▸ **Exercise details**: Copy out each line of the material below that holds the string "JSON".

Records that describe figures

|---|

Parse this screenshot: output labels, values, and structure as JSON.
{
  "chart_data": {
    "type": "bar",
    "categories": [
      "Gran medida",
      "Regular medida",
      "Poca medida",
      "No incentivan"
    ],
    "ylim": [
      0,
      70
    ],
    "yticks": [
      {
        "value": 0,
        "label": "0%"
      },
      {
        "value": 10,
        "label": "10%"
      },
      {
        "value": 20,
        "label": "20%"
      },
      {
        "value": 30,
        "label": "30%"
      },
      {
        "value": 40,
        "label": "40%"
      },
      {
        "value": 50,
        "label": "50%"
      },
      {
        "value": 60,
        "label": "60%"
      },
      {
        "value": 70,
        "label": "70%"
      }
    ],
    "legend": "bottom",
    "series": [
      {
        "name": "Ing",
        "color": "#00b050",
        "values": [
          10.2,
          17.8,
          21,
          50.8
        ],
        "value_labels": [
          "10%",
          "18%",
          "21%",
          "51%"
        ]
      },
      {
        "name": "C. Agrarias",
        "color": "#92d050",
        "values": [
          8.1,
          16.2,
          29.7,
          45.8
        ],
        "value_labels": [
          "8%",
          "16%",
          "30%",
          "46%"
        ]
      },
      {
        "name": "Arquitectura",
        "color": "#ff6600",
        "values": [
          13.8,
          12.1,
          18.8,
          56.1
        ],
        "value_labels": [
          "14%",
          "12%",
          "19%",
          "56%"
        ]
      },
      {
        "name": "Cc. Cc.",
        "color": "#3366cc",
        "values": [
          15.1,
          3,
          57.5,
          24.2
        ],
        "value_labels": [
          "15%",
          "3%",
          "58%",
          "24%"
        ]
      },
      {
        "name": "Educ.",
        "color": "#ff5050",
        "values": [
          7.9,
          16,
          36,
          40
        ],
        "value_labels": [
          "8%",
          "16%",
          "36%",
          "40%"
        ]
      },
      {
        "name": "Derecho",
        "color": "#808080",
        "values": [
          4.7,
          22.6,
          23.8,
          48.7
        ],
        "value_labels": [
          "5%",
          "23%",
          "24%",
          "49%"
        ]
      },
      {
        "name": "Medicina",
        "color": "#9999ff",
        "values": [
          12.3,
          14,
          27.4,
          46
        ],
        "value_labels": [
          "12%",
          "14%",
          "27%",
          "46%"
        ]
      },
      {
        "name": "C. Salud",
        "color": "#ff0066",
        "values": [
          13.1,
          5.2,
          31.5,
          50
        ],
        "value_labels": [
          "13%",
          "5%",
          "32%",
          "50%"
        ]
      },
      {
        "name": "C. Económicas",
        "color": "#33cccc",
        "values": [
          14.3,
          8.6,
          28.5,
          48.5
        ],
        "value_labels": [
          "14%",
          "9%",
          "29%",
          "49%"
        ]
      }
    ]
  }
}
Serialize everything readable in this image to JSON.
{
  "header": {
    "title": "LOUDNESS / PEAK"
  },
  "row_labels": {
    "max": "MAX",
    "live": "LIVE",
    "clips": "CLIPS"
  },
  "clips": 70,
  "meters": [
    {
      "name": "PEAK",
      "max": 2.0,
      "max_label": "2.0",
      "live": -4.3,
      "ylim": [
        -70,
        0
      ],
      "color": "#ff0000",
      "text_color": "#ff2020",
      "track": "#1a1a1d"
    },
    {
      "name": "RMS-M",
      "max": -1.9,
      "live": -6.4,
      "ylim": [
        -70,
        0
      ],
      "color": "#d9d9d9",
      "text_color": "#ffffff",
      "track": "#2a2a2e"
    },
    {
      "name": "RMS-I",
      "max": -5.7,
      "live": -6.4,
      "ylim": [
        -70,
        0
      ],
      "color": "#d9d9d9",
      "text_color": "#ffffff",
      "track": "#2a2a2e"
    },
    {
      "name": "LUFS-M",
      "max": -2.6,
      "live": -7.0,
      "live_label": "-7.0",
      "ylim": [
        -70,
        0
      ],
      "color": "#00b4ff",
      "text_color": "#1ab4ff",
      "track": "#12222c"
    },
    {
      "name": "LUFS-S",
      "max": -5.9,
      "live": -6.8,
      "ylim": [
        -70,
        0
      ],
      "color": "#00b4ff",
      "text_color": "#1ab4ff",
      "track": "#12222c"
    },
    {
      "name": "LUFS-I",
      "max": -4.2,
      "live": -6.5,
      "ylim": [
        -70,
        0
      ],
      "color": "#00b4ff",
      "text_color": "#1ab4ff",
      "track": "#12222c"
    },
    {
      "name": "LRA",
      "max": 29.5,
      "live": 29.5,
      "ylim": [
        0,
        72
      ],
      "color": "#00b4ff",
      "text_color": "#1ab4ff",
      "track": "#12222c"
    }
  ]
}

|---|

▸ **Exercise result**:
Parse this screenshot: output labels, values, and structure as JSON.
Serialize everything readable in this image to JSON.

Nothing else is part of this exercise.